Take every line where the string "حقوق" appears and copy it.
───── RECORDS SUPPLIED ─────
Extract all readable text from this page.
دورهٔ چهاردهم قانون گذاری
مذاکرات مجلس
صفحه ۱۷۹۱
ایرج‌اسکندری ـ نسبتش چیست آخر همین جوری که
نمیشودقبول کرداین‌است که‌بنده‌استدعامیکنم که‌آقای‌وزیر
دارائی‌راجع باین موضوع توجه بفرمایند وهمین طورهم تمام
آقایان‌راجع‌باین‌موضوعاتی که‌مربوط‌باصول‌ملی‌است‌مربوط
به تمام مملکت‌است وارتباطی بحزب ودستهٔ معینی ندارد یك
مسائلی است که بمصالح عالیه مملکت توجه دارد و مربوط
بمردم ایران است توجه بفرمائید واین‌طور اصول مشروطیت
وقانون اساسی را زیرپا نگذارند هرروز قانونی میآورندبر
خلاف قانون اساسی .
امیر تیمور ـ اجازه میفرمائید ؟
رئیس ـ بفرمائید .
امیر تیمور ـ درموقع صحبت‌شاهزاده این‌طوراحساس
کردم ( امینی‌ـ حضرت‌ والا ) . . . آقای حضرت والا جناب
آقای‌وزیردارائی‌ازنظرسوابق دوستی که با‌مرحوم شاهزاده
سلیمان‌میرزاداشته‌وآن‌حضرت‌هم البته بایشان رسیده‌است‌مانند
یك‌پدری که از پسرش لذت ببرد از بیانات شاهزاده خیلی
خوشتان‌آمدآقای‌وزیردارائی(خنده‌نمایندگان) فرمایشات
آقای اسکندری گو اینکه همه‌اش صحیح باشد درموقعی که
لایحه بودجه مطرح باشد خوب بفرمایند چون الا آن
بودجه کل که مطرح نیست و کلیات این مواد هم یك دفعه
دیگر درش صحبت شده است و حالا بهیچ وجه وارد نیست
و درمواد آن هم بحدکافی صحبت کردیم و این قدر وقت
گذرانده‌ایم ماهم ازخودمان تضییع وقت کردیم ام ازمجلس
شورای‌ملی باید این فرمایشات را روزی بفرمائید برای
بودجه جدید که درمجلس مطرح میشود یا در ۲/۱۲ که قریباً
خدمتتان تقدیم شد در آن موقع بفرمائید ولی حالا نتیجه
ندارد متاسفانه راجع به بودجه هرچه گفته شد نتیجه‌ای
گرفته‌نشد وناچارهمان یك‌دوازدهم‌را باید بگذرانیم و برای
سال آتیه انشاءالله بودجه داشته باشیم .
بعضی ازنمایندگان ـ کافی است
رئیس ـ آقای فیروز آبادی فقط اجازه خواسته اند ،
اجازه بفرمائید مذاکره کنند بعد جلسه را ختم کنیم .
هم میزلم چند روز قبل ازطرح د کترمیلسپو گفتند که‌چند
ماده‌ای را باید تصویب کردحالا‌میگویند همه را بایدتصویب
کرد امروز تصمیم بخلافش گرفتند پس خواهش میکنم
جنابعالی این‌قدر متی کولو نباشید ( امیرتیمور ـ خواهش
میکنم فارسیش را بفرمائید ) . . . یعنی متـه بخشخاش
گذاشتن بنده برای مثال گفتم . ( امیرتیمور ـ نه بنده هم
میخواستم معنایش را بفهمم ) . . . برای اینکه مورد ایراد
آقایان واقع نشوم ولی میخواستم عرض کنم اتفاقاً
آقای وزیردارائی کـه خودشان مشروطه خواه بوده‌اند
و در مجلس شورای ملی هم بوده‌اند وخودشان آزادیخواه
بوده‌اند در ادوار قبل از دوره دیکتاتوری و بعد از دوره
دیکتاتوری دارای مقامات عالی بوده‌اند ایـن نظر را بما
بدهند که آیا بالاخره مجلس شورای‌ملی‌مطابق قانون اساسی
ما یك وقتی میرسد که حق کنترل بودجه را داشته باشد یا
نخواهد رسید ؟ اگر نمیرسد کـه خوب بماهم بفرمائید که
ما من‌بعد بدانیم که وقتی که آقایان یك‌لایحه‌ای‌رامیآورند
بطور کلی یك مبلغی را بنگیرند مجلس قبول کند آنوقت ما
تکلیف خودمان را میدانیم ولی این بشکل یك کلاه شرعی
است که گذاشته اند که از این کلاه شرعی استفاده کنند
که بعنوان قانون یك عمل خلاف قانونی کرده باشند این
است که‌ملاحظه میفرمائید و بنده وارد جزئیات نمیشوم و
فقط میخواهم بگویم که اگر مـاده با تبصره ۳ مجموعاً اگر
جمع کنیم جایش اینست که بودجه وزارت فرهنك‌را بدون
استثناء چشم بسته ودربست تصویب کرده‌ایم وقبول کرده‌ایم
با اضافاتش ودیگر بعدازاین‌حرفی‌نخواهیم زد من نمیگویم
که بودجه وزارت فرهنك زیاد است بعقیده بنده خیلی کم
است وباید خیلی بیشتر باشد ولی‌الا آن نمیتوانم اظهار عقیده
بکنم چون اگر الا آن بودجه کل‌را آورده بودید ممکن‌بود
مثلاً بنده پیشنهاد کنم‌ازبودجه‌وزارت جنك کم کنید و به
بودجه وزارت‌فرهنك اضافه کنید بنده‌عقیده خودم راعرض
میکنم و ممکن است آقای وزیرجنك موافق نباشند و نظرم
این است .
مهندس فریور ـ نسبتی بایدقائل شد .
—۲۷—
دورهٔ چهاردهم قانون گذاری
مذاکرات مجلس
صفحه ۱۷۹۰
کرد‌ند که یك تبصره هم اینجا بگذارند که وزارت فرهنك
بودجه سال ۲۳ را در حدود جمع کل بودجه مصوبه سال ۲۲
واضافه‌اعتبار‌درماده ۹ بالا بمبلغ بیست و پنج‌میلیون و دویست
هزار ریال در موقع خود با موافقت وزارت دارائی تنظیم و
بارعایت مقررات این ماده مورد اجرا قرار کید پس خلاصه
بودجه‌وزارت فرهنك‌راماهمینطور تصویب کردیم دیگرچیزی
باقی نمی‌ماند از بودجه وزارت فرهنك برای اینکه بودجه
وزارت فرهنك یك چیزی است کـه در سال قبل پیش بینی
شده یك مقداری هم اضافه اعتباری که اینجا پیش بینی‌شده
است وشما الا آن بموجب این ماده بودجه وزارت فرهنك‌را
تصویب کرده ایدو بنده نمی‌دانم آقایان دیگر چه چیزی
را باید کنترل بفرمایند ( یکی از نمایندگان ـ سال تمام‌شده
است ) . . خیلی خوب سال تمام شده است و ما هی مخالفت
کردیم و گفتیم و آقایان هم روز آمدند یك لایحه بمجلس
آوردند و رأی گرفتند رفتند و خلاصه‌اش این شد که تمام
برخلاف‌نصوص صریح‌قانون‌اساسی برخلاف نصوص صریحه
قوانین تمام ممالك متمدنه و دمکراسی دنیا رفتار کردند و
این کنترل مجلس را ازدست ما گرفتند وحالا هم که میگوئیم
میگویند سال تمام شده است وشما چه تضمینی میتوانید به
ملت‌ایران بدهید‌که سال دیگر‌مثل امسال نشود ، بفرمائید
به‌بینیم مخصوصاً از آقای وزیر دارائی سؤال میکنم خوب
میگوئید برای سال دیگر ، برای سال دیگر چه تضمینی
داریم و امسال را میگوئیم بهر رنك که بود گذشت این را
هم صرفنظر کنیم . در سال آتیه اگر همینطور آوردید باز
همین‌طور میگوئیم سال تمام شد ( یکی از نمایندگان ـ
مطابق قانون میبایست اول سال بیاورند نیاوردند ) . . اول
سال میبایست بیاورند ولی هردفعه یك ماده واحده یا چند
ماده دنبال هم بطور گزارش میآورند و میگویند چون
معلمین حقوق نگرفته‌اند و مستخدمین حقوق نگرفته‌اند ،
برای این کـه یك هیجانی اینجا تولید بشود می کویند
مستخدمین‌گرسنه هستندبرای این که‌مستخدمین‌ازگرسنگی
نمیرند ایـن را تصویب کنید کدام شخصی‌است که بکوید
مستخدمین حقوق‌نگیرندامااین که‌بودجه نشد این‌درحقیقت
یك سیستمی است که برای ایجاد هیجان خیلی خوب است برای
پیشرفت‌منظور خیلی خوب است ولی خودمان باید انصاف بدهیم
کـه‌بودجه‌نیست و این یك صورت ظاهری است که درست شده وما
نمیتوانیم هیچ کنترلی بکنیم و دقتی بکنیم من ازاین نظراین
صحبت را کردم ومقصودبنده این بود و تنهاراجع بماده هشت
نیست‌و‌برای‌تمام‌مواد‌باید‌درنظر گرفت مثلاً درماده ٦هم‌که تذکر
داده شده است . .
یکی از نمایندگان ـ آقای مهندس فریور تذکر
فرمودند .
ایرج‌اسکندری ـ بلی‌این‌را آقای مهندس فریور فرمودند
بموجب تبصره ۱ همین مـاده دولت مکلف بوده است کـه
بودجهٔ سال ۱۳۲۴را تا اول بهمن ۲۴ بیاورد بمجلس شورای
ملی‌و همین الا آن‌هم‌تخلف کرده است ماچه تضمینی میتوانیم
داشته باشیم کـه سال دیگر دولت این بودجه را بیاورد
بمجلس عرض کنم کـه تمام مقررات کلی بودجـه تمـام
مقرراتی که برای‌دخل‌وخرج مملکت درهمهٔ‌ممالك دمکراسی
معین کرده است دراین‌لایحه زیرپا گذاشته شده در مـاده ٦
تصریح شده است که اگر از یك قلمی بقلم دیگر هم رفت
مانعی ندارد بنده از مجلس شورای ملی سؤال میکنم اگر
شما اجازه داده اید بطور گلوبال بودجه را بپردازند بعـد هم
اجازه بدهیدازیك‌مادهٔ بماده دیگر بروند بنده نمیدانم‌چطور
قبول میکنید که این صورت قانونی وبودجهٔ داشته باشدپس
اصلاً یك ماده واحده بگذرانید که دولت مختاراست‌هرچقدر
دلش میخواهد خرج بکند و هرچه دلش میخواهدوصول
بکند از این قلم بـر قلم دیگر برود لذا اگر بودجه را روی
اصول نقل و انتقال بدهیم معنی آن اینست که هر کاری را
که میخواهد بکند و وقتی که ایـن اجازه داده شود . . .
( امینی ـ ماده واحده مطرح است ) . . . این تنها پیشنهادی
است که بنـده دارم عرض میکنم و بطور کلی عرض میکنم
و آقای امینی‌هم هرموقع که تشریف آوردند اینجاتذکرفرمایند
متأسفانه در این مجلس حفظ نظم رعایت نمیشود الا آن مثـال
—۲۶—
─────
# [EXERCISE RESULT]
معلمین حقوق نگرفته‌اند و مستخدمین حقوق نگرفته‌اند ،
مستخدمین حقوق‌نگیرندامااین که‌بودجه نشد این‌درحقیقت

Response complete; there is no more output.